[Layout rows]
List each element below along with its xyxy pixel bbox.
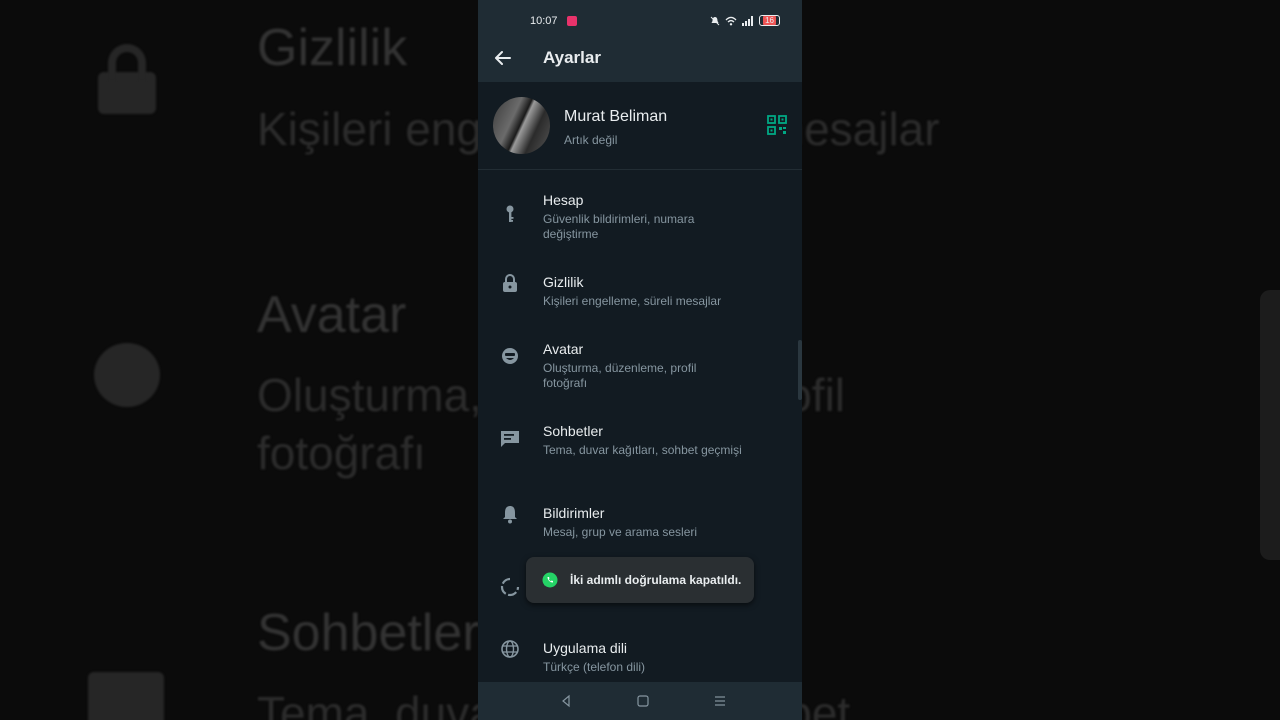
settings-item-sohbetler[interactable]: Sohbetler Tema, duvar kağıtları, sohbet … <box>478 423 802 483</box>
nav-back-icon[interactable] <box>558 693 574 709</box>
nav-home-icon[interactable] <box>635 693 651 709</box>
settings-item-avatar[interactable]: Avatar Oluşturma, düzenleme, profil foto… <box>478 341 802 401</box>
status-time: 10:07 <box>530 15 558 27</box>
settings-item-sub: Kişileri engelleme, süreli mesajlar <box>543 294 722 308</box>
settings-item-sub: Güvenlik bildirimleri, numara değiştirme <box>543 212 695 241</box>
whatsapp-icon <box>542 572 558 588</box>
settings-item-sub: Oluşturma, düzenleme, profil fotoğrafı <box>543 361 697 390</box>
toast-message: İki adımlı doğrulama kapatıldı. <box>570 573 742 587</box>
globe-icon <box>501 640 519 658</box>
battery-level: 16 <box>763 16 776 25</box>
qr-code-icon[interactable] <box>767 115 787 135</box>
arrow-left-icon[interactable] <box>493 48 513 68</box>
settings-item-label: Uygulama dili <box>543 640 628 656</box>
settings-item-sub: Mesaj, grup ve arama sesleri <box>543 525 698 539</box>
bg-line-mid-2: fotoğrafı <box>257 427 426 479</box>
lock-shackle-icon <box>108 44 146 80</box>
settings-item-hesap[interactable]: Hesap Güvenlik bildirimleri, numara deği… <box>478 192 802 252</box>
nav-recents-icon[interactable] <box>712 693 728 709</box>
settings-item-label: Sohbetler <box>543 423 603 439</box>
avatar-icon <box>94 343 160 407</box>
settings-item-label: Hesap <box>543 192 584 208</box>
screen-record-icon <box>567 16 577 26</box>
profile-row[interactable]: Murat Beliman Artık değil <box>478 82 802 170</box>
bell-icon <box>503 506 517 524</box>
mute-bell-icon <box>710 16 720 25</box>
status-bar: 10:07 16 <box>478 0 802 40</box>
settings-item-sub: Tema, duvar kağıtları, sohbet geçmişi <box>543 443 742 457</box>
settings-item-bildirimler[interactable]: Bildirimler Mesaj, grup ve arama sesleri <box>478 505 802 565</box>
battery-indicator: 16 <box>759 15 780 26</box>
settings-item-label: Bildirimler <box>543 505 605 521</box>
scrollbar[interactable] <box>798 340 802 400</box>
app-bar: Ayarlar <box>478 40 802 82</box>
bg-side-strip <box>1260 290 1280 560</box>
status-icons: 16 <box>710 15 780 26</box>
profile-name: Murat Beliman <box>564 108 668 125</box>
avatar-icon <box>502 348 518 364</box>
bg-title-bottom: Sohbetler <box>257 604 480 662</box>
chat-icon <box>501 431 519 447</box>
toast-notification: İki adımlı doğrulama kapatıldı. <box>526 557 754 603</box>
settings-item-gizlilik[interactable]: Gizlilik Kişileri engelleme, süreli mesa… <box>478 274 802 334</box>
settings-item-label: Avatar <box>543 341 584 357</box>
avatar[interactable] <box>493 97 550 154</box>
data-usage-icon <box>500 577 520 597</box>
chat-icon <box>88 672 164 720</box>
page-title: Ayarlar <box>543 48 601 67</box>
lock-icon <box>503 274 517 292</box>
settings-item-sub: Türkçe (telefon dili) <box>543 660 646 674</box>
signal-icon <box>742 15 754 26</box>
bg-title-top: Gizlilik <box>257 19 408 77</box>
key-icon <box>506 205 514 222</box>
profile-status: Artık değil <box>564 133 618 147</box>
bg-title-mid: Avatar <box>257 286 407 344</box>
system-nav-bar <box>478 682 802 720</box>
phone-screen: 10:07 16 Ayarlar Murat Beliman Artık değ… <box>478 0 802 720</box>
wifi-icon <box>725 16 737 25</box>
settings-item-label: Gizlilik <box>543 274 584 290</box>
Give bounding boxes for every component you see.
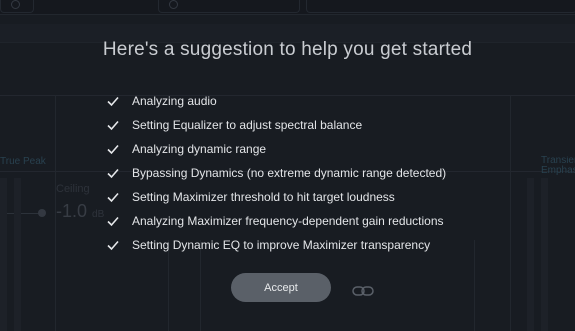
step-item: Analyzing Maximizer frequency-dependent …	[106, 209, 446, 233]
step-label: Analyzing Maximizer frequency-dependent …	[132, 214, 444, 228]
check-icon	[106, 238, 120, 252]
link-icon[interactable]	[352, 284, 374, 302]
step-label: Setting Equalizer to adjust spectral bal…	[132, 118, 363, 132]
check-icon	[106, 166, 120, 180]
step-item: Setting Maximizer threshold to hit targe…	[106, 185, 446, 209]
check-icon	[106, 118, 120, 132]
accept-button[interactable]: Accept	[231, 273, 331, 302]
steps-list: Analyzing audio Setting Equalizer to adj…	[106, 89, 446, 257]
step-item: Setting Dynamic EQ to improve Maximizer …	[106, 233, 446, 257]
step-item: Analyzing dynamic range	[106, 137, 446, 161]
check-icon	[106, 94, 120, 108]
step-label: Analyzing audio	[132, 94, 217, 108]
step-item: Setting Equalizer to adjust spectral bal…	[106, 113, 446, 137]
assistant-overlay: Here's a suggestion to help you get star…	[0, 0, 575, 331]
step-label: Setting Dynamic EQ to improve Maximizer …	[132, 238, 431, 252]
suggestion-title: Here's a suggestion to help you get star…	[102, 39, 473, 60]
check-icon	[106, 190, 120, 204]
step-label: Bypassing Dynamics (no extreme dynamic r…	[132, 166, 447, 180]
step-item: Analyzing audio	[106, 89, 446, 113]
check-icon	[106, 214, 120, 228]
step-label: Analyzing dynamic range	[132, 142, 267, 156]
step-item: Bypassing Dynamics (no extreme dynamic r…	[106, 161, 446, 185]
check-icon	[106, 142, 120, 156]
step-label: Setting Maximizer threshold to hit targe…	[132, 190, 395, 204]
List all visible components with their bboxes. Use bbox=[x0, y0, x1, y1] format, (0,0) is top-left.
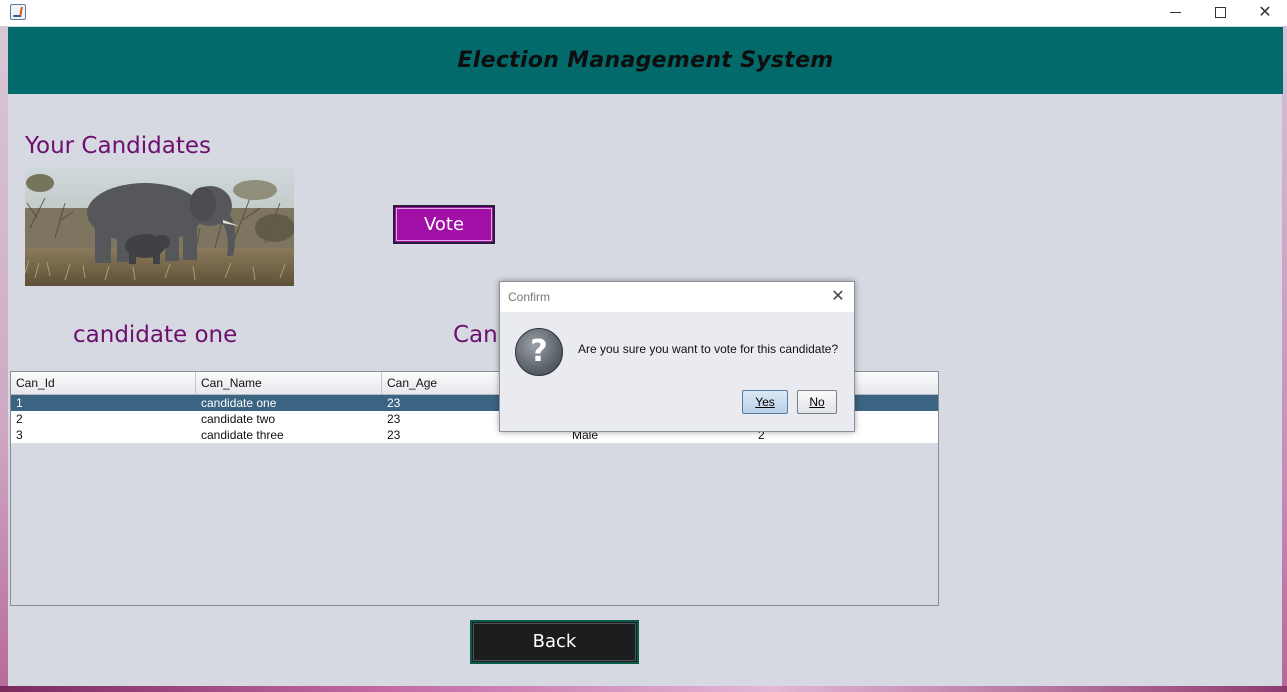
back-button[interactable]: Back bbox=[470, 620, 639, 664]
desktop-background-left bbox=[0, 26, 8, 692]
dialog-close-icon[interactable]: ✕ bbox=[830, 288, 846, 304]
cell-age: 23 bbox=[387, 412, 401, 426]
cell-name: candidate two bbox=[201, 412, 276, 426]
cell-name: candidate one bbox=[201, 396, 277, 410]
window-titlebar: ✕ bbox=[0, 0, 1287, 26]
cell-id: 2 bbox=[16, 412, 23, 426]
cell-id: 3 bbox=[16, 428, 23, 442]
column-header-can-id[interactable]: Can_Id bbox=[11, 372, 196, 394]
page-title: Election Management System bbox=[457, 48, 834, 73]
cell-age: 23 bbox=[387, 428, 401, 442]
maximize-icon bbox=[1214, 6, 1226, 18]
cell-age: 23 bbox=[387, 396, 401, 410]
minimize-icon bbox=[1169, 11, 1181, 13]
confirm-dialog: Confirm ✕ ? Are you sure you want to vot… bbox=[499, 281, 855, 432]
cell-id: 1 bbox=[16, 396, 23, 410]
dialog-titlebar: Confirm ✕ bbox=[500, 282, 854, 312]
yes-button[interactable]: Yes bbox=[742, 390, 788, 414]
no-button-label: No bbox=[809, 395, 825, 409]
candidate-name-left: candidate one bbox=[73, 322, 238, 348]
close-button[interactable]: ✕ bbox=[1242, 0, 1287, 26]
desktop-background-bottom bbox=[0, 686, 1287, 692]
minimize-button[interactable] bbox=[1152, 0, 1198, 26]
candidate-photo bbox=[25, 168, 294, 286]
close-icon: ✕ bbox=[1258, 2, 1272, 21]
desktop-background-right bbox=[1282, 26, 1287, 692]
dialog-title: Confirm bbox=[508, 290, 551, 304]
vote-button[interactable]: Vote bbox=[393, 205, 495, 244]
yes-button-label: Yes bbox=[755, 395, 775, 409]
dialog-message: Are you sure you want to vote for this c… bbox=[578, 342, 839, 356]
section-title: Your Candidates bbox=[25, 133, 211, 159]
column-header-can-name[interactable]: Can_Name bbox=[196, 372, 382, 394]
java-app-icon bbox=[10, 4, 26, 20]
maximize-button[interactable] bbox=[1197, 0, 1243, 26]
cell-name: candidate three bbox=[201, 428, 284, 442]
elephant-image bbox=[25, 168, 294, 286]
no-button[interactable]: No bbox=[797, 390, 837, 414]
app-header: Election Management System bbox=[8, 27, 1283, 94]
question-icon: ? bbox=[515, 328, 563, 376]
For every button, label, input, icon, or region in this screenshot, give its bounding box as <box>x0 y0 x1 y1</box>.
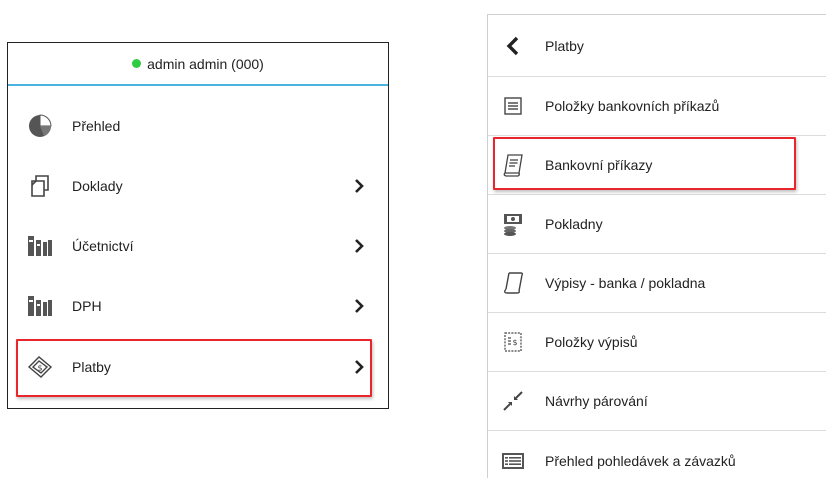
submenu-item-label: Položky výpisů <box>545 334 638 350</box>
chevron-right-icon <box>353 178 365 194</box>
menu-item-prehled[interactable]: Přehled <box>8 98 388 154</box>
submenu-back-button[interactable]: Platby <box>488 15 826 77</box>
submenu-item-prehled-pohledavek[interactable]: Přehled pohledávek a závazků <box>488 431 826 478</box>
statement-item-icon: $ <box>500 329 526 355</box>
chevron-right-icon <box>353 238 365 254</box>
submenu-item-label: Bankovní příkazy <box>545 157 653 173</box>
submenu-item-vypisy[interactable]: Výpisy - banka / pokladna <box>488 254 826 313</box>
menu-item-label: Přehled <box>72 118 121 134</box>
online-status-dot <box>132 59 142 68</box>
menu-item-doklady[interactable]: Doklady <box>8 158 388 214</box>
submenu-panel: Platby Položky bankovních příkazů Bankov… <box>487 14 826 478</box>
submenu-item-polozky-bankovnich-prikazu[interactable]: Položky bankovních příkazů <box>488 77 826 136</box>
books-icon <box>26 232 54 260</box>
pie-chart-icon <box>26 112 54 140</box>
main-menu-panel: admin admin (000) Přehled Doklady Účetni… <box>7 42 389 409</box>
submenu-item-label: Pokladny <box>545 216 603 232</box>
submenu-item-polozky-vypisu[interactable]: $ Položky výpisů <box>488 313 826 372</box>
submenu-item-label: Přehled pohledávek a závazků <box>545 452 736 469</box>
menu-item-dph[interactable]: DPH <box>8 278 388 334</box>
menu-item-platby[interactable]: $ Platby <box>8 339 388 395</box>
svg-text:$: $ <box>38 364 43 373</box>
submenu-item-pokladny[interactable]: Pokladny <box>488 195 826 254</box>
submenu-item-bankovni-prikazy[interactable]: Bankovní příkazy <box>488 136 826 195</box>
bank-order-icon <box>500 152 526 178</box>
cash-register-icon <box>500 211 526 237</box>
statement-scroll-icon <box>500 270 526 296</box>
payment-icon: $ <box>26 353 54 381</box>
user-status-header: admin admin (000) <box>8 43 388 86</box>
svg-text:$: $ <box>513 338 518 347</box>
user-name: admin admin (000) <box>147 55 264 72</box>
documents-icon <box>26 172 54 200</box>
menu-item-label: Účetnictví <box>72 238 134 254</box>
list-document-icon <box>500 93 526 119</box>
submenu-title: Platby <box>545 37 584 54</box>
chevron-left-icon <box>500 33 526 59</box>
menu-item-label: Platby <box>72 359 111 375</box>
pairing-arrows-icon <box>500 388 526 414</box>
overview-list-icon <box>500 448 526 474</box>
submenu-item-navrhy-parovani[interactable]: Návrhy párování <box>488 372 826 431</box>
submenu-item-label: Výpisy - banka / pokladna <box>545 275 706 291</box>
submenu-item-label: Položky bankovních příkazů <box>545 98 720 114</box>
menu-item-label: Doklady <box>72 178 123 194</box>
chevron-right-icon <box>353 359 365 375</box>
chevron-right-icon <box>353 298 365 314</box>
menu-item-label: DPH <box>72 298 102 314</box>
menu-item-ucetnictvi[interactable]: Účetnictví <box>8 218 388 274</box>
books-icon <box>26 292 54 320</box>
submenu-item-label: Návrhy párování <box>545 393 648 409</box>
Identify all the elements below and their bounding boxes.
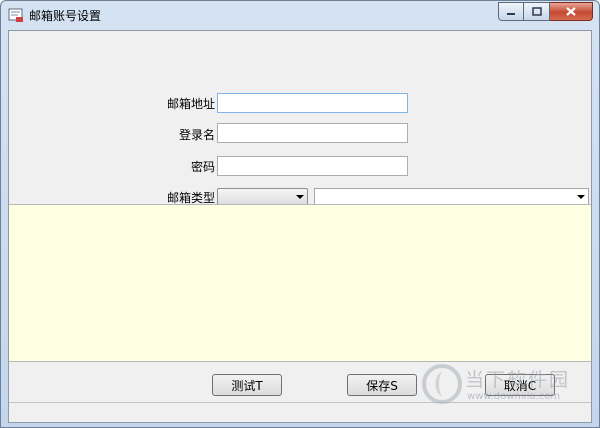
password-input[interactable] [217,156,408,176]
maximize-button[interactable] [524,2,550,21]
login-name-label: 登录名 [178,128,215,142]
email-address-label: 邮箱地址 [166,97,215,111]
test-button[interactable]: 测试T [212,374,282,396]
close-button[interactable] [550,2,593,21]
log-panel[interactable] [9,204,591,362]
window-title: 邮箱账号设置 [29,9,102,23]
close-icon [566,7,576,16]
minimize-button[interactable] [498,2,524,21]
watermark-url: www.downxia.com [467,391,561,402]
watermark-logo-icon [422,364,462,404]
mail-settings-icon [8,8,23,22]
minimize-icon [507,12,515,15]
chevron-down-icon [577,195,585,199]
chevron-down-icon [296,195,304,199]
save-button[interactable]: 保存S [347,374,417,396]
title-bar[interactable]: 邮箱账号设置 [1,1,599,29]
password-label: 密码 [190,160,215,174]
maximize-icon [531,7,542,16]
watermark: 当下软件园 www.downxia.com [421,363,591,411]
watermark-title: 当下软件园 [465,369,571,391]
login-name-input[interactable] [217,123,408,143]
email-address-input[interactable] [217,93,408,113]
dialog-window: 邮箱账号设置 邮箱地址 登录名 密码 邮箱类型 测试T 保存S 取消C 当下软件… [0,0,600,428]
window-controls [498,2,593,21]
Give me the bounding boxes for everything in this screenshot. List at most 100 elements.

● Requirements
Copy out the rows above again unchanged, starting at the one containing "step-item: Analyzing Maximizer" and ending at the one containing "step-label: Setting Dynamic".

● Answer below
step-item: Analyzing Maximizer frequency-dependent …	[106, 209, 446, 233]
step-label: Analyzing Maximizer frequency-dependent …	[132, 214, 444, 228]
check-icon	[106, 238, 120, 252]
link-icon[interactable]	[352, 284, 374, 302]
step-label: Setting Equalizer to adjust spectral bal…	[132, 118, 363, 132]
check-icon	[106, 166, 120, 180]
step-item: Setting Maximizer threshold to hit targe…	[106, 185, 446, 209]
check-icon	[106, 118, 120, 132]
accept-button[interactable]: Accept	[231, 273, 331, 302]
steps-list: Analyzing audio Setting Equalizer to adj…	[106, 89, 446, 257]
step-item: Setting Dynamic EQ to improve Maximizer …	[106, 233, 446, 257]
step-item: Analyzing dynamic range	[106, 137, 446, 161]
check-icon	[106, 94, 120, 108]
step-label: Analyzing audio	[132, 94, 217, 108]
step-item: Setting Equalizer to adjust spectral bal…	[106, 113, 446, 137]
assistant-overlay: Here's a suggestion to help you get star…	[0, 0, 575, 331]
step-label: Setting Dynamic EQ to improve Maximizer …	[132, 238, 431, 252]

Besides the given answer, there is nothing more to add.